#### 练习要求:
能把这篇 Keras 深度学习笔记中从“# 导入keras模块的mist数据集”开始、一直到“# (60000, 28, 28)”为止（含这一句）的内容一字不差地打印出来吗？

#### 所给文本:
_ _ _ _

新的征程-深度学习

概述

迟早有一天我总要走入这良夜，温柔也罢，强势也罢，总归是要走向这一步的。听说Keras包可以进行简单的深度学习，暂时不用再入python的深海，总归要看看的 上面说的话都没啥用，测试之后太复杂，还是老老实实学python吧 如果有人r测试成功，教教我

Keras官网：https://keras.rstudio.com/ Keras 是一个Python 深度学习框架，可以方便地定义和训练几乎所有类型的深度学习模型。

代码

安装及调试

# 安装tensorflow
# Requires the latest pip
pip3 install --upgrade pip -i https://pypi.tuna.tsinghua.edu.cn/simple

# Current stable release for CPU and GPU
pip3 install tensorflow -i https://pypi.tuna.tsinghua.edu.cn/simple

# 安装kersa
pip3 install keras -i https://pypi.tuna.tsinghua.edu.cn/simple

MNIST 数据集手写数字的识别

MNIST数据库包含60,000张训练图像和10,000张测试图像。图片由28 x 28灰度的手写数字图像组成，并且每一张图片均对应着标签。

准备数据

# 导入keras模块的mist数据集
from keras.datasets import mnist
(train_images, train_labels), (test_images, test_labels) = mnist.load_data()
# 分别获得训练集和测试集的样本和标签
# 图像被编码为Numpy 数组，而标签是数字数组
# 查看结构
train_images.shape
# (60000, 28, 28)
# 查看labels长度，为6万个
len(train_labels)
# 60000
train_labels
# array([5, 0, 4, ..., 5, 6, 8], dtype=uint8)

建模

# 导入模型
from keras import models
# 导入神经网络层
from keras import layers
network = models.Sequential()
network.add(layers.Dense(512, activation='relu', input_shape=(28 * 28,)))
network.add(layers.Dense(10, activation='softmax'))

# 模型编译
# 优化器（optimizer）：基于训练数据和损失函数来更新网络的机制
# 损失函数（loss function）：网络如何衡量在训练数据上的性能，即网络如何朝着正确的方向前进
# 指标（metric）优化目标
network.compile(optimizer='rmsprop',
loss='categorical_crossentropy',
metrics=['accuracy'])

# 图像预处理
# 原始的数据为(60000, 28, 28)，转换为(60000, 28 * 28)
# 相当于扁平化处理
train_images = train_images.reshape((60000, 28 * 28))

_ _ _ _

#### 文档理解数据:

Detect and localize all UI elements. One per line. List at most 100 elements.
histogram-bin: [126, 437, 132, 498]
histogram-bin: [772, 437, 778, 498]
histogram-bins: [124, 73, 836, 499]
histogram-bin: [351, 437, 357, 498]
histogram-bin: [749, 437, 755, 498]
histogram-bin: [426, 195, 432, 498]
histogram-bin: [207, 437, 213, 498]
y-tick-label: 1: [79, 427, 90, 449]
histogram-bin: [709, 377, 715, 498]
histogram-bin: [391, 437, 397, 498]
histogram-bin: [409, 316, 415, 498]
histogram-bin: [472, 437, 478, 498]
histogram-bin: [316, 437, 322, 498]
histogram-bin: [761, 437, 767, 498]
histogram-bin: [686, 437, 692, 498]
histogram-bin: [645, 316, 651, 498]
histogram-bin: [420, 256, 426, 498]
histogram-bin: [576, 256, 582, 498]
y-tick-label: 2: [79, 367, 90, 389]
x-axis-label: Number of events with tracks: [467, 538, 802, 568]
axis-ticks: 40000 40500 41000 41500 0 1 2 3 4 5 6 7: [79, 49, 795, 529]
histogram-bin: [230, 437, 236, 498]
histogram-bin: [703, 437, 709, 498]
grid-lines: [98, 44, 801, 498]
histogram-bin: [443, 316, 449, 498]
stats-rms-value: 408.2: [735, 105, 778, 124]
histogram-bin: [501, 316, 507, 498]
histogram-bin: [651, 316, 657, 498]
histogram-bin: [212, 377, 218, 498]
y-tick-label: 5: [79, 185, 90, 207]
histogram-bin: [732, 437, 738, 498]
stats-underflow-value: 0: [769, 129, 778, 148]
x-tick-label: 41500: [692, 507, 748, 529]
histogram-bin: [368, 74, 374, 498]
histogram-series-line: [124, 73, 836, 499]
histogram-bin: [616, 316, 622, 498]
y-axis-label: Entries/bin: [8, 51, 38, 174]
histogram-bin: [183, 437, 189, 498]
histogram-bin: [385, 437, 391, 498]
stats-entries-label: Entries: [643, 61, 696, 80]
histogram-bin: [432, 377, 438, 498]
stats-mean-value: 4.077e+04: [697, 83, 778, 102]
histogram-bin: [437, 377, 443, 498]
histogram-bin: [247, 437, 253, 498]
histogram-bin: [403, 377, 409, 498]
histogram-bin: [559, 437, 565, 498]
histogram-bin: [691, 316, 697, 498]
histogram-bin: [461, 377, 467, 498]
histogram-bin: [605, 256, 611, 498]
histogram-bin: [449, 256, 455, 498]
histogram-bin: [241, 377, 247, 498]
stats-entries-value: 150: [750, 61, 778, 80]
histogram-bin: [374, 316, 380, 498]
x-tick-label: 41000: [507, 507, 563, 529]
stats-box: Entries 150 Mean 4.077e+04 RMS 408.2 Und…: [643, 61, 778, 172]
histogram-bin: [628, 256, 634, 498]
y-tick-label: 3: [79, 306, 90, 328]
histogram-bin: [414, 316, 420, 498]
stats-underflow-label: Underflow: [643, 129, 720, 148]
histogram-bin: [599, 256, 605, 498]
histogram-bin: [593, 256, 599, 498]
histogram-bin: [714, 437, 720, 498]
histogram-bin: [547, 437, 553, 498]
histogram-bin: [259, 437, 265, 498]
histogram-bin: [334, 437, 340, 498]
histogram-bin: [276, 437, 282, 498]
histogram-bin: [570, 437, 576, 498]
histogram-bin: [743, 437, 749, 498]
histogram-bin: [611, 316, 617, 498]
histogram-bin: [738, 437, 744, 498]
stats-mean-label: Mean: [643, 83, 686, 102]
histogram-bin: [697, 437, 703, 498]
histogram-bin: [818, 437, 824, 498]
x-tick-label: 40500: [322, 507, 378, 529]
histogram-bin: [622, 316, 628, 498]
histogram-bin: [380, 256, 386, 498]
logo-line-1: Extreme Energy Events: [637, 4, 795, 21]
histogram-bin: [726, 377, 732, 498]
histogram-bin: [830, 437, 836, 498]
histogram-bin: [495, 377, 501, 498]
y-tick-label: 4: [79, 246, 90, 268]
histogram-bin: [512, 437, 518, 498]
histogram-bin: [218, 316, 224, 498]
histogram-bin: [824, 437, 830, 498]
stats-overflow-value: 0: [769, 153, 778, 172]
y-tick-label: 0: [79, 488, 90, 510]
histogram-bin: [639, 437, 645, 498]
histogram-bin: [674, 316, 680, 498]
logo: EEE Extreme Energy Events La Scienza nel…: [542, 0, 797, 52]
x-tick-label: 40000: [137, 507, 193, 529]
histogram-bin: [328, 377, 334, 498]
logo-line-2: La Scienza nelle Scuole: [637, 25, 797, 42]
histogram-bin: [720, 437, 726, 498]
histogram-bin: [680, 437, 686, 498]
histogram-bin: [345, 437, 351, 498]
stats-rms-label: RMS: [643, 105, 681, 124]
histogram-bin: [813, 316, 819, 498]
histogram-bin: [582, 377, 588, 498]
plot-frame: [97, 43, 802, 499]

_ _ _ _

#### 练习结果:
# 导入keras模块的mist数据集
from keras.datasets import mnist
(train_images, train_labels), (test_images, test_labels) = mnist.load_data()
# 分别获得训练集和测试集的样本和标签
# 图像被编码为Numpy 数组，而标签是数字数组
# 查看结构
train_images.shape
# (60000, 28, 28)